**Do this**
Select every line below containing the word "điện".
#####
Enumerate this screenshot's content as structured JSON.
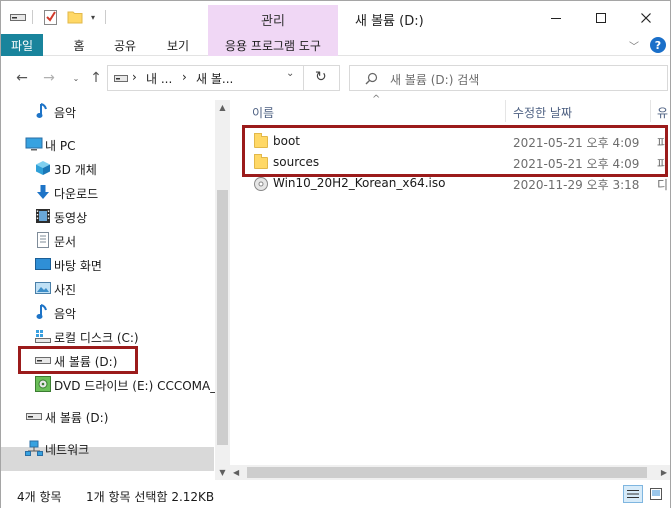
{
  "window": {
    "title": "새 볼륨 (D:)",
    "context_tab_header": "관리"
  },
  "ribbon": {
    "tabs": [
      "파일",
      "홈",
      "공유",
      "보기",
      "응용 프로그램 도구"
    ]
  },
  "address": {
    "segments": [
      "내 ...",
      "새 볼..."
    ],
    "search_placeholder": "새 볼륨 (D:) 검색"
  },
  "nav": {
    "items": [
      {
        "label": "음악",
        "icon": "music-icon"
      },
      {
        "label": "내 PC",
        "icon": "pc-icon"
      },
      {
        "label": "3D 개체",
        "icon": "3d-objects-icon"
      },
      {
        "label": "다운로드",
        "icon": "download-icon"
      },
      {
        "label": "동영상",
        "icon": "video-icon"
      },
      {
        "label": "문서",
        "icon": "document-icon"
      },
      {
        "label": "바탕 화면",
        "icon": "desktop-icon"
      },
      {
        "label": "사진",
        "icon": "pictures-icon"
      },
      {
        "label": "음악",
        "icon": "music-icon"
      },
      {
        "label": "로컬 디스크 (C:)",
        "icon": "local-disk-icon"
      },
      {
        "label": "새 볼륨 (D:)",
        "icon": "drive-icon"
      },
      {
        "label": "DVD 드라이브 (E:) CCCOMA_",
        "icon": "dvd-drive-icon"
      },
      {
        "label": "새 볼륨 (D:)",
        "icon": "drive-icon"
      },
      {
        "label": "네트워크",
        "icon": "network-icon"
      }
    ]
  },
  "columns": {
    "name": "이름",
    "modified": "수정한 날짜",
    "type": "유"
  },
  "files": [
    {
      "name": "boot",
      "modified": "2021-05-21 오후 4:09",
      "type": "파",
      "icon": "folder-icon"
    },
    {
      "name": "sources",
      "modified": "2021-05-21 오후 4:09",
      "type": "파",
      "icon": "folder-icon"
    },
    {
      "name": "Win10_20H2_Korean_x64.iso",
      "modified": "2020-11-29 오후 3:18",
      "type": "디",
      "icon": "disc-image-icon"
    }
  ],
  "status": {
    "item_count": "4개 항목",
    "selection": "1개 항목 선택함 2.12KB"
  },
  "colors": {
    "file_tab": "#19849c",
    "manage_tab": "#f0d7f5",
    "highlight_box": "#9b1b1b",
    "folder": "#ffd866"
  }
}
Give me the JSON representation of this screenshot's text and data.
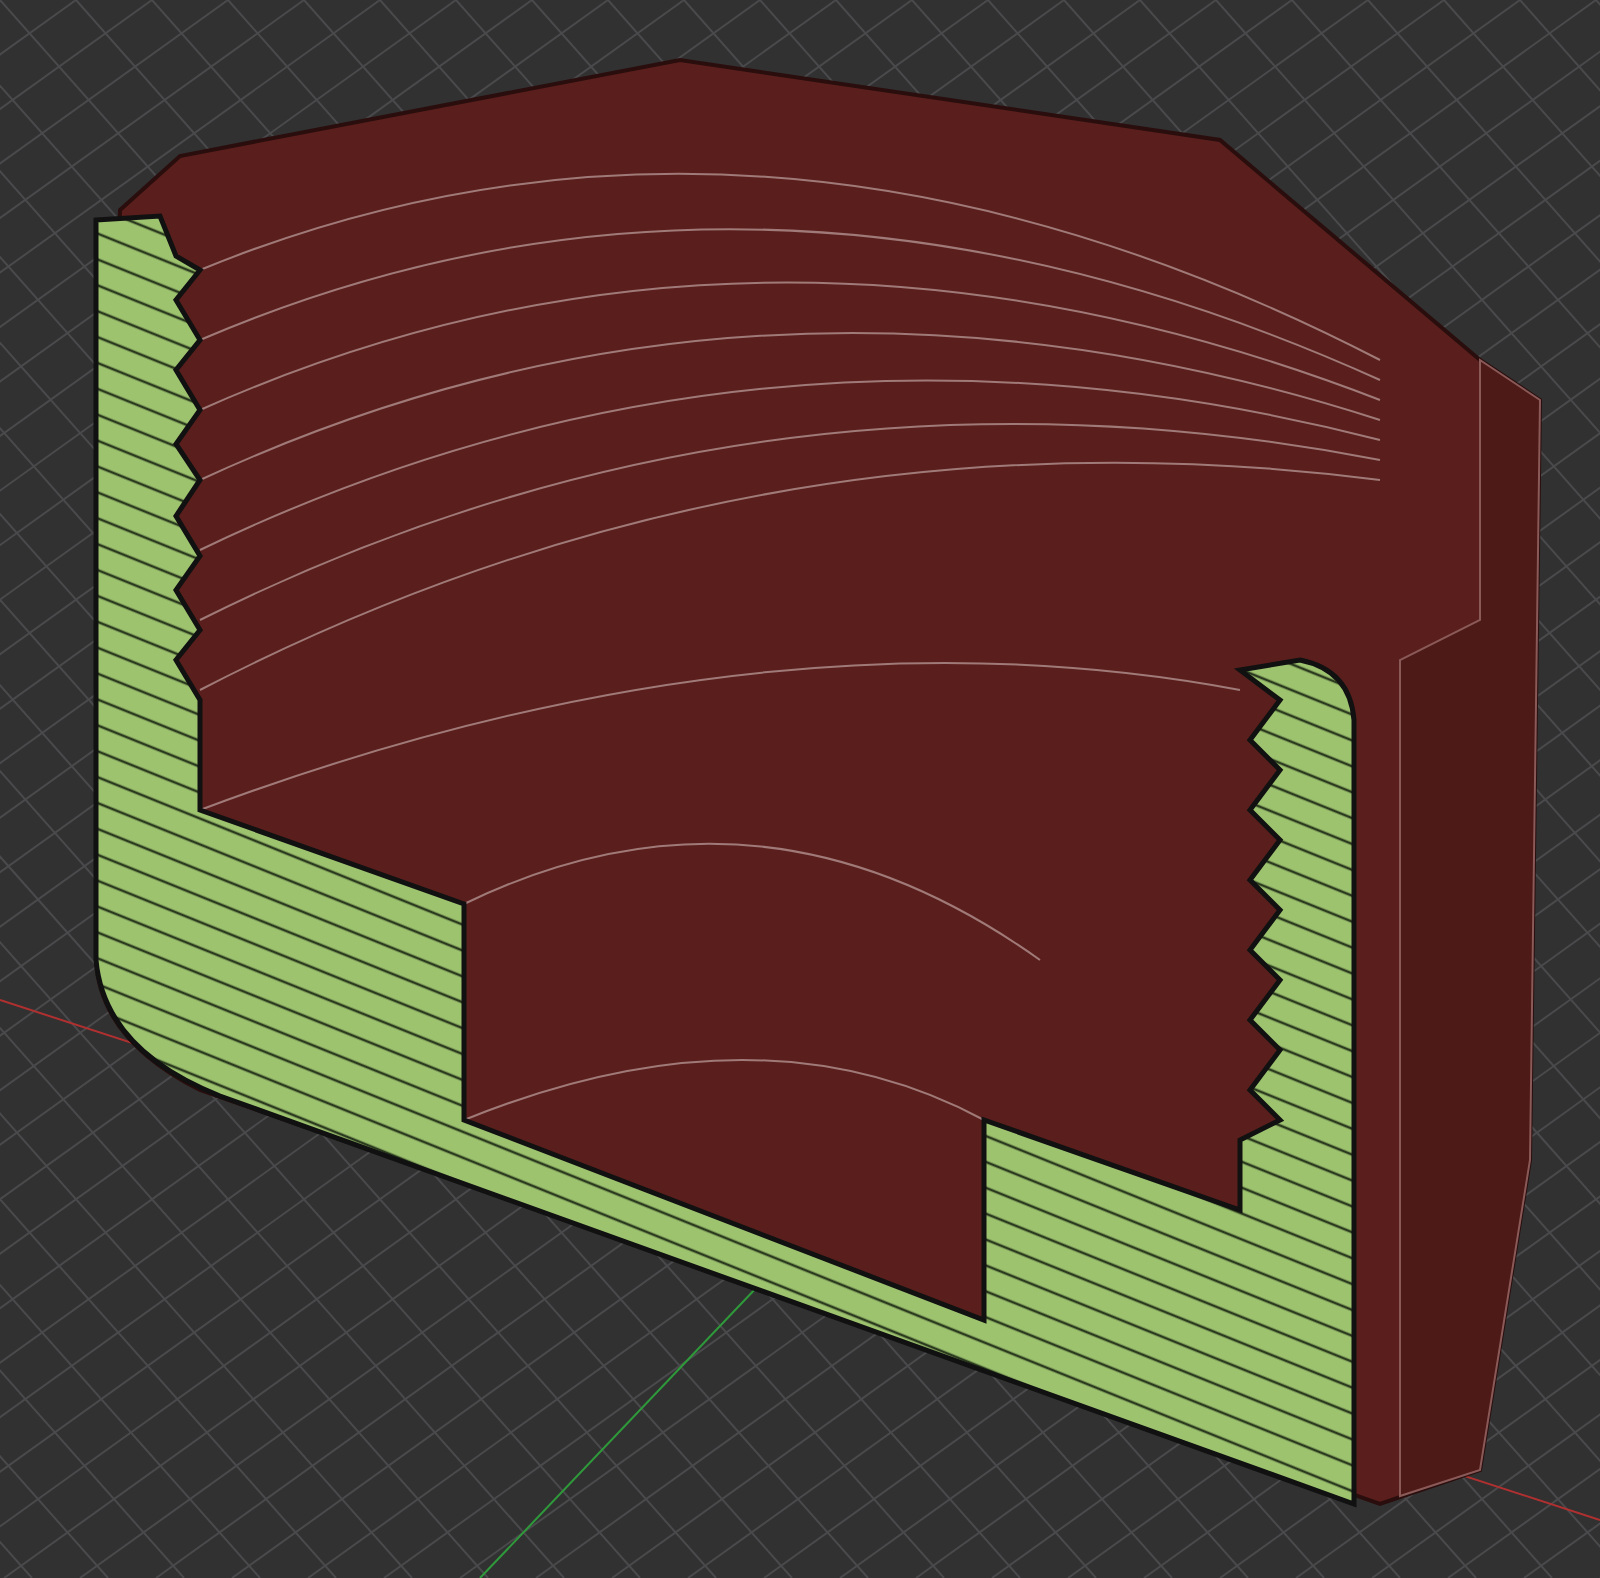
{
  "viewport": {
    "grid": true,
    "axes": true,
    "section_view": true
  }
}
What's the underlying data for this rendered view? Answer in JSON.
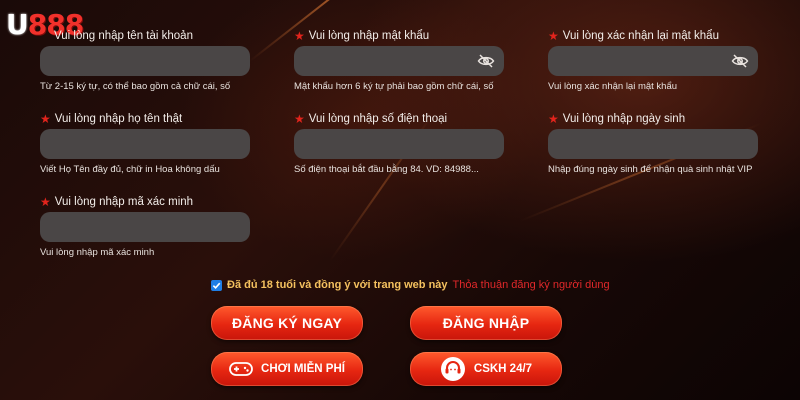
{
  "brand": {
    "logo_u": "U",
    "logo_num": "888"
  },
  "fields": [
    {
      "label": "Vui lòng nhập tên tài khoản",
      "value": "",
      "hint": "Từ 2-15 ký tự, có thể bao gồm cả chữ cái, số"
    },
    {
      "label": "Vui lòng nhập mật khẩu",
      "value": "",
      "hint": "Mật khẩu hơn 6 ký tự phải bao gồm chữ cái, số",
      "icon": "eye-off-icon"
    },
    {
      "label": "Vui lòng xác nhận lại mật khẩu",
      "value": "",
      "hint": "Vui lòng xác nhận lại mật khẩu",
      "icon": "eye-off-icon"
    },
    {
      "label": "Vui lòng nhập họ tên thật",
      "value": "",
      "hint": "Viết Họ Tên đầy đủ, chữ in Hoa không dấu"
    },
    {
      "label": "Vui lòng nhập số điện thoại",
      "value": "",
      "hint": "Số điện thoại bắt đầu bằng 84. VD: 84988..."
    },
    {
      "label": "Vui lòng nhập ngày sinh",
      "value": "",
      "hint": "Nhập đúng ngày sinh để nhận quà sinh nhật VIP"
    },
    {
      "label": "Vui lòng nhập mã xác minh",
      "value": "",
      "hint": "Vui lòng nhập mã xác minh"
    }
  ],
  "agreement": {
    "checked": true,
    "text": "Đã đủ 18 tuổi và đồng ý với trang web này",
    "link": "Thỏa thuận đăng ký người dùng"
  },
  "buttons": {
    "register": "ĐĂNG KÝ NGAY",
    "login": "ĐĂNG NHẬP",
    "free_play": "CHƠI MIỄN PHÍ",
    "support": "CSKH 24/7"
  },
  "colors": {
    "accent_red": "#e62611",
    "star_red": "#e2241c",
    "agree_gold": "#f4c15f",
    "input_bg": "#4a4646",
    "checkbox_blue": "#1f7ee6"
  }
}
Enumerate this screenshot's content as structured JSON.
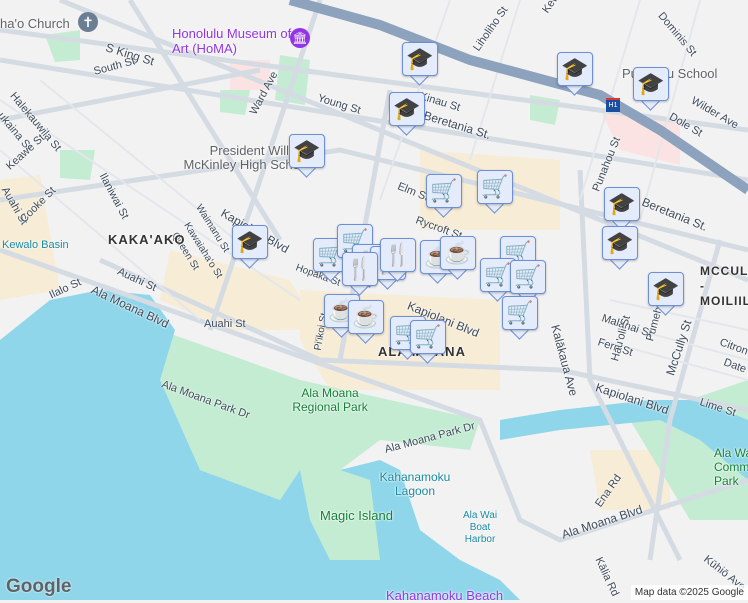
{
  "labels": {
    "church": "ha'o Church",
    "museum": "Honolulu Museum of Art (HoMA)",
    "s_king": "S King St",
    "south": "South St",
    "young": "Young St",
    "ward": "Ward Ave",
    "halekauwila": "Halekauwila St",
    "kukaina": "ukaina St",
    "keawe": "Keawe St",
    "auahi_w": "Auahi St",
    "cooke": "Cooke St",
    "ilaniwai": "Ilaniwai St",
    "mckinley": "President William McKinley High School",
    "kapiolani_w": "Kapiolani Blvd",
    "waimanu": "Waimanu St",
    "kawaiahao": "Kawaiaha'o St",
    "queen": "Queen St",
    "kakaako": "KAKA'AKO",
    "kewalo": "Kewalo Basin",
    "auahi": "Auahi St",
    "auahi2": "Auahi St",
    "ilalo": "Ilalo St",
    "ala_moana_blvd_w": "Ala Moana Blvd",
    "hopaka": "Hopaka St",
    "piikoi": "Pi'ikoi St",
    "ala_moana_park_dr": "Ala Moana Park Dr",
    "ala_moana_park": "Ala Moana Regional Park",
    "ala_moana_park_dr2": "Ala Moana Park Dr",
    "ala_moana": "ALA MOANA",
    "kapiolani_center": "Kapiolani Blvd",
    "kinau": "Kinau St",
    "beretania": "Beretania St.",
    "liholiho": "Liholiho St",
    "kewalo_st": "Kewalo St",
    "dominis": "Dominis St",
    "punahou_school": "Punahou School",
    "wilder": "Wilder Ave",
    "dole": "Dole St",
    "punahou": "Punahou St",
    "s_beretania": "S Beretania St.",
    "elm": "Elm St",
    "rycroft": "Rycroft St",
    "kalakaua": "Kalākaua Ave",
    "mccully_moiliili": "MCCULLY - MOILIILI",
    "malanai": "Malanai St",
    "fern": "Fern St",
    "hauoli": "Hau'oli St",
    "pumehana": "Pumehana St",
    "mccully": "McCully St",
    "citron": "Citron St",
    "date": "Date St",
    "lime": "Lime St",
    "kapiolani_e": "Kapiolani Blvd",
    "kahanamoku_lagoon": "Kahanamoku Lagoon",
    "magic_island": "Magic Island",
    "boat_harbor": "Ala Wai Boat Harbor",
    "ala_moana_blvd_e": "Ala Moana Blvd",
    "ena": "Ena Rd",
    "kalia": "Kālia Rd",
    "kuhio": "Kūhiō Ave",
    "ala_wai_park": "Ala Wai Community Park",
    "kahanamoku_beach": "Kahanamoku Beach",
    "h1": "H1"
  },
  "markers": [
    {
      "type": "school",
      "icon": "graduation-cap-icon"
    },
    {
      "type": "school",
      "icon": "graduation-cap-icon"
    },
    {
      "type": "school",
      "icon": "graduation-cap-icon"
    },
    {
      "type": "school",
      "icon": "graduation-cap-icon"
    },
    {
      "type": "school",
      "icon": "graduation-cap-icon"
    },
    {
      "type": "school",
      "icon": "graduation-cap-icon"
    },
    {
      "type": "school",
      "icon": "graduation-cap-icon"
    },
    {
      "type": "school",
      "icon": "graduation-cap-icon"
    },
    {
      "type": "school",
      "icon": "graduation-cap-icon"
    },
    {
      "type": "grocery",
      "icon": "shopping-cart-icon"
    },
    {
      "type": "grocery",
      "icon": "shopping-cart-icon"
    },
    {
      "type": "grocery",
      "icon": "shopping-cart-icon"
    },
    {
      "type": "grocery",
      "icon": "shopping-cart-icon"
    },
    {
      "type": "grocery",
      "icon": "shopping-cart-icon"
    },
    {
      "type": "grocery",
      "icon": "shopping-cart-icon"
    },
    {
      "type": "grocery",
      "icon": "shopping-cart-icon"
    },
    {
      "type": "grocery",
      "icon": "shopping-cart-icon"
    },
    {
      "type": "grocery",
      "icon": "shopping-cart-icon"
    },
    {
      "type": "grocery",
      "icon": "shopping-cart-icon"
    },
    {
      "type": "restaurant",
      "icon": "fork-knife-icon"
    },
    {
      "type": "restaurant",
      "icon": "fork-knife-icon"
    },
    {
      "type": "restaurant",
      "icon": "fork-knife-icon"
    },
    {
      "type": "restaurant",
      "icon": "fork-knife-icon"
    },
    {
      "type": "cafe",
      "icon": "coffee-cup-icon"
    },
    {
      "type": "cafe",
      "icon": "coffee-cup-icon"
    },
    {
      "type": "cafe",
      "icon": "coffee-cup-icon"
    },
    {
      "type": "cafe",
      "icon": "coffee-cup-icon"
    }
  ],
  "footer": {
    "logo": "Google",
    "attribution": "Map data ©2025 Google"
  },
  "colors": {
    "water": "#8fd6ea",
    "park": "#c4ecd2",
    "highway": "#8ca2bd",
    "road": "#d5dbe3",
    "shopping": "#f7ecd6",
    "marker_bg": "#e4ebfb",
    "marker_icon": "#0b3a5c"
  }
}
#####
**Result for this exercise**
      "label": "Vui lòng nhập số điện thoại",
      "hint": "Số điện thoại bắt đầu bằng 84. VD: 84988..."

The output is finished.